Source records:
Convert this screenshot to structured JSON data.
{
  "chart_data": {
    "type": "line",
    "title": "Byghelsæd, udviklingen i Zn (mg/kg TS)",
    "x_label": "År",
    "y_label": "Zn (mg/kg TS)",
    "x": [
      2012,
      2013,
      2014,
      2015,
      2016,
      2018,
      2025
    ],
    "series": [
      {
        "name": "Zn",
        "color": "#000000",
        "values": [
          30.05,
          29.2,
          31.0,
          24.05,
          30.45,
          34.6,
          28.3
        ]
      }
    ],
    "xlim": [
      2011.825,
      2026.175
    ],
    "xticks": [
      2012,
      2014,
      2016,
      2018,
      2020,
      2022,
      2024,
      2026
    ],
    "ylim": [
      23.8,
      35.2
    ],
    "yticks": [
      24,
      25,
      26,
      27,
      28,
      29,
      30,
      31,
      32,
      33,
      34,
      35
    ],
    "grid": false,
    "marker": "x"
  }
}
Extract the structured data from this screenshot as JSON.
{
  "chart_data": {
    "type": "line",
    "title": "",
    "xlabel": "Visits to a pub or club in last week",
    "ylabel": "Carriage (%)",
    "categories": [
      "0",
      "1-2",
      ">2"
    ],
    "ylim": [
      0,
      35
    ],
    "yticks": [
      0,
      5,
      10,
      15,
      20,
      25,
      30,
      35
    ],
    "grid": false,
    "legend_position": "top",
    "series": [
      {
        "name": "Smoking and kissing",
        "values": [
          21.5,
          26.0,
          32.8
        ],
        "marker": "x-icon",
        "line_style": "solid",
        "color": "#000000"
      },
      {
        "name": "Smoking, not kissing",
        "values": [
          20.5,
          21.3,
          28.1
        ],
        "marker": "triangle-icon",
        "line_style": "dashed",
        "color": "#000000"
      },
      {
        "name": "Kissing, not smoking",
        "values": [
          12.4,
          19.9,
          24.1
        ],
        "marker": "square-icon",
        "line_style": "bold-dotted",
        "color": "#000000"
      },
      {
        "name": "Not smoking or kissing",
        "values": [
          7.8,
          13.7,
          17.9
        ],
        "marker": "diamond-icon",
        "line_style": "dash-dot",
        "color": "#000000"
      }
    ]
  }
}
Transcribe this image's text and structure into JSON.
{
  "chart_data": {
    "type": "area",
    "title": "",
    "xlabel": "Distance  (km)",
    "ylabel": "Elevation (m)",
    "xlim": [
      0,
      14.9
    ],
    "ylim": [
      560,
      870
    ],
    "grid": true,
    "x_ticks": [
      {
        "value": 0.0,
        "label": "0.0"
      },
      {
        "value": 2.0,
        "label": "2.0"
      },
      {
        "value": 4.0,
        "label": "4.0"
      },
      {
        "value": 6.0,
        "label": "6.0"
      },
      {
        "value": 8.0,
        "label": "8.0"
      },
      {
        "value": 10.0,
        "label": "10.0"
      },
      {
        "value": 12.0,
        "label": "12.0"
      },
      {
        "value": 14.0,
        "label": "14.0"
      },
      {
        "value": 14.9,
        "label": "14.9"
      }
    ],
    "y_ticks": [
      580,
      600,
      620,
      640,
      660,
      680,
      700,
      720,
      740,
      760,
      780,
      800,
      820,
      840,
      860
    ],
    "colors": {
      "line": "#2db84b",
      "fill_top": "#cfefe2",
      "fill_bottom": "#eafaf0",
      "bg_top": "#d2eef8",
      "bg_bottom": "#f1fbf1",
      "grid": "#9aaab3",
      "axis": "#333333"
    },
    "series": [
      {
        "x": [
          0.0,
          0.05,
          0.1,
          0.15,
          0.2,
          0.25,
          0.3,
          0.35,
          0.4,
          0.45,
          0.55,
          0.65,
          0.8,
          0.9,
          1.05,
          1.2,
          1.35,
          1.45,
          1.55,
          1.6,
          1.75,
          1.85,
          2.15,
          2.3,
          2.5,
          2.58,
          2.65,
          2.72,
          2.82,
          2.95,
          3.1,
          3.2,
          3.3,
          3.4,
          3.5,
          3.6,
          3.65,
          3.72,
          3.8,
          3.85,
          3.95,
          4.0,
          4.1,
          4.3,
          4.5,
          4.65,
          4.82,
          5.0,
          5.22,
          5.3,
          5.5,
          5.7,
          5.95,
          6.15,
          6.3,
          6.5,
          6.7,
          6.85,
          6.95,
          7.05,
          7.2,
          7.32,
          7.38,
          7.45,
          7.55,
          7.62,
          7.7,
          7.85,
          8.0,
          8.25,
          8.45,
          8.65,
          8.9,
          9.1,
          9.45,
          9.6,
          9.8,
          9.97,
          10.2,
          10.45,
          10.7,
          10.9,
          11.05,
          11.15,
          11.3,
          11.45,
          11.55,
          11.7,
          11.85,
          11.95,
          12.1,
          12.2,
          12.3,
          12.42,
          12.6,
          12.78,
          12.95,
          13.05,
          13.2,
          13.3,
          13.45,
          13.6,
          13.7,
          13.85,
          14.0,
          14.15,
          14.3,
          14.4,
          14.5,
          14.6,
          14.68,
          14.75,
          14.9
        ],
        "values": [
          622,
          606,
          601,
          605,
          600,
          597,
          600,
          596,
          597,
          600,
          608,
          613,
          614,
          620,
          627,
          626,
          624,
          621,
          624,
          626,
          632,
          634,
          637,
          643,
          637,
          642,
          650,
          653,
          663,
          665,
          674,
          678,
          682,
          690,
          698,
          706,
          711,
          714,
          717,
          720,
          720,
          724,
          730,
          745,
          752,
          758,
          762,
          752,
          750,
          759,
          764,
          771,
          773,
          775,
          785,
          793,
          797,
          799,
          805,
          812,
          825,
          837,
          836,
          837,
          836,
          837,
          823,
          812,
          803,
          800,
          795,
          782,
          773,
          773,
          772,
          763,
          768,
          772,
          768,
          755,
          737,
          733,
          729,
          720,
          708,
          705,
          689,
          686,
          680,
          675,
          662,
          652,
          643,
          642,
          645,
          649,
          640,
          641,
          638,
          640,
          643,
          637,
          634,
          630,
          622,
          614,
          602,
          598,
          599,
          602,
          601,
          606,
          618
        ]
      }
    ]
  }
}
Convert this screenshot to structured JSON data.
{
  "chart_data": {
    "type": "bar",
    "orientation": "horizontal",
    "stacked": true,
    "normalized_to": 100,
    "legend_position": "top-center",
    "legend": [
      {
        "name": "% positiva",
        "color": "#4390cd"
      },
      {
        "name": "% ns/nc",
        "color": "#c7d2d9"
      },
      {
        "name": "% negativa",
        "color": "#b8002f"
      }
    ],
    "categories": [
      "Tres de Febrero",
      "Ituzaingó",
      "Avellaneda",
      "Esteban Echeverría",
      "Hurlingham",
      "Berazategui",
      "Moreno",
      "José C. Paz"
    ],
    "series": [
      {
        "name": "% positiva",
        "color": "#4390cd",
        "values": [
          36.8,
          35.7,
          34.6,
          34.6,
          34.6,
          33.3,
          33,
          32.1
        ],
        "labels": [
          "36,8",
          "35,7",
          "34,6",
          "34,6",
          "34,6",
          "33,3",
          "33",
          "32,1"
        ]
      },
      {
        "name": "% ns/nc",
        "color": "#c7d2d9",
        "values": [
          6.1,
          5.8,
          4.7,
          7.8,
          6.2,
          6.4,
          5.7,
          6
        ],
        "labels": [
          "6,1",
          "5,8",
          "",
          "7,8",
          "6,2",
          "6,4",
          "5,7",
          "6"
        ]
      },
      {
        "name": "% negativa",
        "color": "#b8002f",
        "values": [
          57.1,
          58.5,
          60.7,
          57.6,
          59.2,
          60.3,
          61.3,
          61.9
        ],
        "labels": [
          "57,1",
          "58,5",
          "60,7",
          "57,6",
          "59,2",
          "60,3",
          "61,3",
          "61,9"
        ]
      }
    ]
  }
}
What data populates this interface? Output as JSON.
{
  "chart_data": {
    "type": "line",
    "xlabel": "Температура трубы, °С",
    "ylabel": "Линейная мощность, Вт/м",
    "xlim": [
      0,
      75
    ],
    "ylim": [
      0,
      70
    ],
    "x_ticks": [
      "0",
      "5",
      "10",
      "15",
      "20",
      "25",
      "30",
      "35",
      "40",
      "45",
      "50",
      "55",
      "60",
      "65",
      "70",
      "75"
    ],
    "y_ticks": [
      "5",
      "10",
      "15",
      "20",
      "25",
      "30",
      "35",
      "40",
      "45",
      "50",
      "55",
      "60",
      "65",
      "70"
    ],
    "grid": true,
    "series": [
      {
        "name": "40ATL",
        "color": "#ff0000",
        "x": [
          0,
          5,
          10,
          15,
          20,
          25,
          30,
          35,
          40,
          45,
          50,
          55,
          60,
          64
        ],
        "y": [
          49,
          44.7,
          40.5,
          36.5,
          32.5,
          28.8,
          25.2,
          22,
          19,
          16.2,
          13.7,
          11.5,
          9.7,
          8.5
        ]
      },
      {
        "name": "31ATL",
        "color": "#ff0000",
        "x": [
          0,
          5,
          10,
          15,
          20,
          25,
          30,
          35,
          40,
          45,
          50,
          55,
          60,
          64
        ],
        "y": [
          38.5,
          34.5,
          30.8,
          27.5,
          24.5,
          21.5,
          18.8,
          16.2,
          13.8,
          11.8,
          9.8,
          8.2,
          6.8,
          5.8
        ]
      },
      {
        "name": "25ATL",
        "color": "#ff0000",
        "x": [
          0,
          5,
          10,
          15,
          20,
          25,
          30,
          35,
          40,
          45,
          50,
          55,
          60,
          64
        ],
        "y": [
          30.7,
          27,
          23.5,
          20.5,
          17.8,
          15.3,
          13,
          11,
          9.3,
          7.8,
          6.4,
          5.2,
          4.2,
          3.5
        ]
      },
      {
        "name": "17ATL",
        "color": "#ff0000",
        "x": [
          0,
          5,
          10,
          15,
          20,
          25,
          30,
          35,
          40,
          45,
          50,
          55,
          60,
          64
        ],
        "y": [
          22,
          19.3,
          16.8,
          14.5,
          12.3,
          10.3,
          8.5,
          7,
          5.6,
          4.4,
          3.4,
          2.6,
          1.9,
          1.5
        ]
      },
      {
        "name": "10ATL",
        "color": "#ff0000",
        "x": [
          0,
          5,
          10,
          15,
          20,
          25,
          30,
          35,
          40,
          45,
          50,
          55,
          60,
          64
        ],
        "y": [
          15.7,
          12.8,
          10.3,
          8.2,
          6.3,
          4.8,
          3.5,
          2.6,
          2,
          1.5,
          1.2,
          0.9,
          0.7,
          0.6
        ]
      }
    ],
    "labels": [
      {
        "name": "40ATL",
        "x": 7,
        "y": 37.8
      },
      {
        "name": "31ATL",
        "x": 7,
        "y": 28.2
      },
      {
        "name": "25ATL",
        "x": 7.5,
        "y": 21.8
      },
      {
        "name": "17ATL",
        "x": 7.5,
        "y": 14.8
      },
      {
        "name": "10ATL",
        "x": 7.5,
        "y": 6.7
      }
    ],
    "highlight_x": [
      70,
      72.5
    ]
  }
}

Your goal
Report only how many lines in the records contain the word "icon".

Correct response
4